Exercise details
Rewrite each line of the listing as an item in a numbered list, leaving out any blank lines.

Entries shown
::::
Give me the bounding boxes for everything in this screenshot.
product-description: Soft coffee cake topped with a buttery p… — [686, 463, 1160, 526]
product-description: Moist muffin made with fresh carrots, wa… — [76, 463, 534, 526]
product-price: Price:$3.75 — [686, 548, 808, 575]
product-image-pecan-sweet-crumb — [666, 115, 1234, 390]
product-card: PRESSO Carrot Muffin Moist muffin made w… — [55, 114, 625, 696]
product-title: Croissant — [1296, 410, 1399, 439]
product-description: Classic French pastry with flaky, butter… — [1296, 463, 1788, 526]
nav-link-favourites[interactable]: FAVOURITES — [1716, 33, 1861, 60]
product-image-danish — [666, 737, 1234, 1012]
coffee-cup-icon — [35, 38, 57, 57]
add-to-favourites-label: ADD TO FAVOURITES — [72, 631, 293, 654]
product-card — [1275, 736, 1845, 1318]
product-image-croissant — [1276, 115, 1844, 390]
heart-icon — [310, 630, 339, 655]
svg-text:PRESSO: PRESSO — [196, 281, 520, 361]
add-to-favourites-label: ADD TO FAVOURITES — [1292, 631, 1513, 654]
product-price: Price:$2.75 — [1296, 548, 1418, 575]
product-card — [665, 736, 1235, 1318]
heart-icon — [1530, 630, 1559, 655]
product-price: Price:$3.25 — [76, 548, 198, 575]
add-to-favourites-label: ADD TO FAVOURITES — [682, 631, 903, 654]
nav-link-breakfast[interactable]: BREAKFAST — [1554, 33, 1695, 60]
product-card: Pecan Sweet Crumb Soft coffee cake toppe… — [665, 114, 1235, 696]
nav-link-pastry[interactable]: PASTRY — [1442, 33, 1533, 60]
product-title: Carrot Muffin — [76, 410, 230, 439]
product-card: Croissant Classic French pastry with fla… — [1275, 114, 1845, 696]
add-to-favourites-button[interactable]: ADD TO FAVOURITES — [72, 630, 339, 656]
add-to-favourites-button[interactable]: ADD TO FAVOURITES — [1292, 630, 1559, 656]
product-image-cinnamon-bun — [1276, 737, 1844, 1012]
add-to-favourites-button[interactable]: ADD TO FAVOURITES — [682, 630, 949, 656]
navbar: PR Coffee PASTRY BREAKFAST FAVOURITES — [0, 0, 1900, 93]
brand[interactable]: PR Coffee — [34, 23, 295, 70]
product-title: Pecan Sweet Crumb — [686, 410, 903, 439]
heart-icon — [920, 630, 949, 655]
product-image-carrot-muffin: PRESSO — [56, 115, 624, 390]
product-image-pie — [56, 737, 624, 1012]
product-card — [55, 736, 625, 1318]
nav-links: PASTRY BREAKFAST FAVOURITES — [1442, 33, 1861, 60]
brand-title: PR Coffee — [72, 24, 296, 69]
::::
Right answer
1. Give me the bounding boxes for everything in this screenshot.
2. product-description: Soft coffee cake topped with a buttery p… — [686, 463, 1160, 526]
3. product-description: Moist muffin made with fresh carrots, wa… — [76, 463, 534, 526]
4. product-price: Price:$3.75 — [686, 548, 808, 575]
5. product-image-pecan-sweet-crumb — [666, 115, 1234, 390]
6. product-card: PRESSO Carrot Muffin Moist muffin made w… — [55, 114, 625, 696]
7. product-title: Croissant — [1296, 410, 1399, 439]
8. product-description: Classic French pastry with flaky, butter… — [1296, 463, 1788, 526]
9. nav-link-favourites[interactable]: FAVOURITES — [1716, 33, 1861, 60]
10. product-image-danish — [666, 737, 1234, 1012]
11. coffee-cup-icon — [35, 38, 57, 57]
12. add-to-favourites-label: ADD TO FAVOURITES — [72, 631, 293, 654]
13. product-card — [1275, 736, 1845, 1318]
14. product-image-croissant — [1276, 115, 1844, 390]
15. heart-icon — [310, 630, 339, 655]
16. svg-text:PRESSO: PRESSO — [196, 281, 520, 361]
17. add-to-favourites-label: ADD TO FAVOURITES — [1292, 631, 1513, 654]
18. product-price: Price:$2.75 — [1296, 548, 1418, 575]
19. product-card — [665, 736, 1235, 1318]
20. heart-icon — [1530, 630, 1559, 655]
21. product-price: Price:$3.25 — [76, 548, 198, 575]
22. add-to-favourites-label: ADD TO FAVOURITES — [682, 631, 903, 654]
23. nav-link-breakfast[interactable]: BREAKFAST — [1554, 33, 1695, 60]
24. product-card: Pecan Sweet Crumb Soft coffee cake toppe… — [665, 114, 1235, 696]
25. nav-link-pastry[interactable]: PASTRY — [1442, 33, 1533, 60]
26. product-title: Carrot Muffin — [76, 410, 230, 439]
27. product-card: Croissant Classic French pastry with fla… — [1275, 114, 1845, 696]
28. add-to-favourites-button[interactable]: ADD TO FAVOURITES — [72, 630, 339, 656]
29. add-to-favourites-button[interactable]: ADD TO FAVOURITES — [1292, 630, 1559, 656]
30. product-image-cinnamon-bun — [1276, 737, 1844, 1012]
31. add-to-favourites-button[interactable]: ADD TO FAVOURITES — [682, 630, 949, 656]
32. navbar: PR Coffee PASTRY BREAKFAST FAVOURITES — [0, 0, 1900, 93]
33. brand[interactable]: PR Coffee — [34, 23, 295, 70]
34. product-title: Pecan Sweet Crumb — [686, 410, 903, 439]
35. heart-icon — [920, 630, 949, 655]
36. product-image-carrot-muffin: PRESSO — [56, 115, 624, 390]
37. product-image-pie — [56, 737, 624, 1012]
38. product-card — [55, 736, 625, 1318]
39. nav-links: PASTRY BREAKFAST FAVOURITES — [1442, 33, 1861, 60]
40. brand-title: PR Coffee — [72, 24, 296, 69]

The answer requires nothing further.